Domingo starred in Here Comes the Groom, an official entry for the 2023 Metro Manila Summer Film Festival held on April 8, 2023, and a sequel of the 2010 film Here Comes the Bride, both directed by Chris Martinez. In 2024, she starred alongside Vice Ganda in the family comedy-drama film And the Breadwinner Is..., which also competed in the 2024 Metro Manila Film Festival. 2025 marks her year returning to ABS-CBN as being one of the resident judge of Pilipinas Got Talent season 7. In August 2025, Domingo also made her musical theater debut in the Philippine staging of Into The Woods produced by Theatre Group Asia playing as Jack's Mother. She played alongside Lea Salonga (the Witch), Arielle Jacobs (Cinderella), Nyoy Volante (the Baker), Josh Dela Cruz (Cinderella's Prince/the Wolf), with Nic Chien playing as her onstage son, Jack, among others. The show ran at the Samsung Performing Arts Theater in Circuit, Makati from August 7 to August 31, 2025, at 7:30 P.M. during Thursdays and Fridays with an additional Matinee show at 2:00 P.M. during the weekend runs.

==Personal life==
Domingo is married to Danilo Bottoni, a Muslim Italian and a film critic, since 2016.

*Dataset excerpts*
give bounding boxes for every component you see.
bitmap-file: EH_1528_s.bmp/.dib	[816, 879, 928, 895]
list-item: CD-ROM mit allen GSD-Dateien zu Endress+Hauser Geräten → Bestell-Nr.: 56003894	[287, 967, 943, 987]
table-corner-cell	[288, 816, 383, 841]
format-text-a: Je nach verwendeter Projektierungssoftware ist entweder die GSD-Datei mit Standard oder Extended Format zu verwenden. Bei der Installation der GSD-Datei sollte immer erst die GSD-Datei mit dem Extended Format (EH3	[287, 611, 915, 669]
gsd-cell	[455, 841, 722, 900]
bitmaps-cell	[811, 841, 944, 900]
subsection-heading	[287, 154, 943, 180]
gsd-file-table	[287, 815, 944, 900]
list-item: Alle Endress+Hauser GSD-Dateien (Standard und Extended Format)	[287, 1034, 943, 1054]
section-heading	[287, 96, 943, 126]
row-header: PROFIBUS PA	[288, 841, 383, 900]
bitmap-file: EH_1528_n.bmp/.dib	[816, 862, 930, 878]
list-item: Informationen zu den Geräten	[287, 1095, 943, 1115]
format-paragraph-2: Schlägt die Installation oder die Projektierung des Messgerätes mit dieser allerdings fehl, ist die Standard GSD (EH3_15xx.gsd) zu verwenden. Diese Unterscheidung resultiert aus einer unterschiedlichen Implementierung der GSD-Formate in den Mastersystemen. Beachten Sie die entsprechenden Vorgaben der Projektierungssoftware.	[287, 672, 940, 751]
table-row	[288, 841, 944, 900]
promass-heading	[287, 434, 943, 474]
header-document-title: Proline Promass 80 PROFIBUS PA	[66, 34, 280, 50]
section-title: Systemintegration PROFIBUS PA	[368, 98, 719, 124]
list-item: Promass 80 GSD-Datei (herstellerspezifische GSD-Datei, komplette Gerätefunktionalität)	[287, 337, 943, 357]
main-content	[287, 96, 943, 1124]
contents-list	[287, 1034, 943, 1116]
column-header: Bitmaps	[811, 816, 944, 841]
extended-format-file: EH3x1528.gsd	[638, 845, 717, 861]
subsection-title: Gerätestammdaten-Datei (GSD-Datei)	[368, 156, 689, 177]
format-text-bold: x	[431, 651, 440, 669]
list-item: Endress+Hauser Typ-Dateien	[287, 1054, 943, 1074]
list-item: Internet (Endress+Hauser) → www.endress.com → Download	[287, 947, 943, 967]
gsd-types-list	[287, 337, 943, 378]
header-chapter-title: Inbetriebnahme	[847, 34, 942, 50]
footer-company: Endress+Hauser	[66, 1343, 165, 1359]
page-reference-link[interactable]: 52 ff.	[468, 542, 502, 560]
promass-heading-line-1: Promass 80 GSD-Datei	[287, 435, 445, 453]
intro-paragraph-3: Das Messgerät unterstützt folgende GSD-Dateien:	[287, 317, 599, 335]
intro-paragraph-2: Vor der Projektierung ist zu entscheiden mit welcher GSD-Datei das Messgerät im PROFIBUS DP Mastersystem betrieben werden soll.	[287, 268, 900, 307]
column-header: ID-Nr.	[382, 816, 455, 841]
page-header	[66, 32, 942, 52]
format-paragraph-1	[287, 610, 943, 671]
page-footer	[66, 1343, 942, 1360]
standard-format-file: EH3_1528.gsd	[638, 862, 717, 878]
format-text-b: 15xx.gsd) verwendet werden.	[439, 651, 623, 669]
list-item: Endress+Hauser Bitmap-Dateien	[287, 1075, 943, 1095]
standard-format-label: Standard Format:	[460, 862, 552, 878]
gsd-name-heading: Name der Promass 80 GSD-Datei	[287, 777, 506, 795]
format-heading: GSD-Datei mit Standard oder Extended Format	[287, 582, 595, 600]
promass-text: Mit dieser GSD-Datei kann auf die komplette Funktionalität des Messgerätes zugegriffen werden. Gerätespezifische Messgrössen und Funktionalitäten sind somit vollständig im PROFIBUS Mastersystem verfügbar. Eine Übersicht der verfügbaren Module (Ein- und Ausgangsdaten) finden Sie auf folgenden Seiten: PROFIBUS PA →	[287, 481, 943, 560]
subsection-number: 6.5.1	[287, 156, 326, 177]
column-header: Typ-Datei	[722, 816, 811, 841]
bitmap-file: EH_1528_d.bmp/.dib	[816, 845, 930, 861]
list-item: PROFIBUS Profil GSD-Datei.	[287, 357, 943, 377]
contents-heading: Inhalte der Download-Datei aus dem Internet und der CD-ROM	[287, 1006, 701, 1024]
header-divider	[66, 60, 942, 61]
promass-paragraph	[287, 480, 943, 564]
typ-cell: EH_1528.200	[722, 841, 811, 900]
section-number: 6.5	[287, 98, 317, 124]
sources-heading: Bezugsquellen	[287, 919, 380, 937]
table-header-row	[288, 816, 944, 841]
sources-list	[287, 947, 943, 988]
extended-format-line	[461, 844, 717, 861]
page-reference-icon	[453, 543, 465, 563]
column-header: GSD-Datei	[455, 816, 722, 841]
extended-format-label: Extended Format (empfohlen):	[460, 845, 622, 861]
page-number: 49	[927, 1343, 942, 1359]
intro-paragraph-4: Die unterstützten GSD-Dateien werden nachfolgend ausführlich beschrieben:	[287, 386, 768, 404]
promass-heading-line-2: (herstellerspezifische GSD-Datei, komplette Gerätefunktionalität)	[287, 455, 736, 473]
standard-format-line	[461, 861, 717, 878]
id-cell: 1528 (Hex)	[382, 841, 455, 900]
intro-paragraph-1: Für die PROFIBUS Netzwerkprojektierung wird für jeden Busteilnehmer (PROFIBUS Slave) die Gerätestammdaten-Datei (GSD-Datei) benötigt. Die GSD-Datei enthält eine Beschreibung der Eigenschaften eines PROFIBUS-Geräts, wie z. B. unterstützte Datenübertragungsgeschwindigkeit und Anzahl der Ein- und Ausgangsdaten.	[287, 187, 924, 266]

*What is needed*
Continue the excerpt about Domingo's career and personal life from its last sentence.

*Final answer*
==Artistry==
===Influences===
Domingo admires Lolita Rodriguez, for the reason she states that, "...when she(Rodriguez) decided to walk away and just be a normal person, it meant that she was already satisfied and that she's made a mark and that she would never be forgotten..." She also cited the Superstar, Nora Aunor as her inspiration, but she admitted she doesn't want to be compared with Aunor who originally showcased Domingo's latest theater role, Bona. She also cited the Philippines Star For All Season, Vilma Santos as one of her idols. She also parodied some of the famous dialogues and looks of Santos in various films such as D' Lucky Ones. Domingo also announced admiration for the Philippine actress, Maricel Soriano who is dubbed as "The Diamond Star". She likes how she handled her career and all the issues being thrown at her and she was impressed by her class and elegance.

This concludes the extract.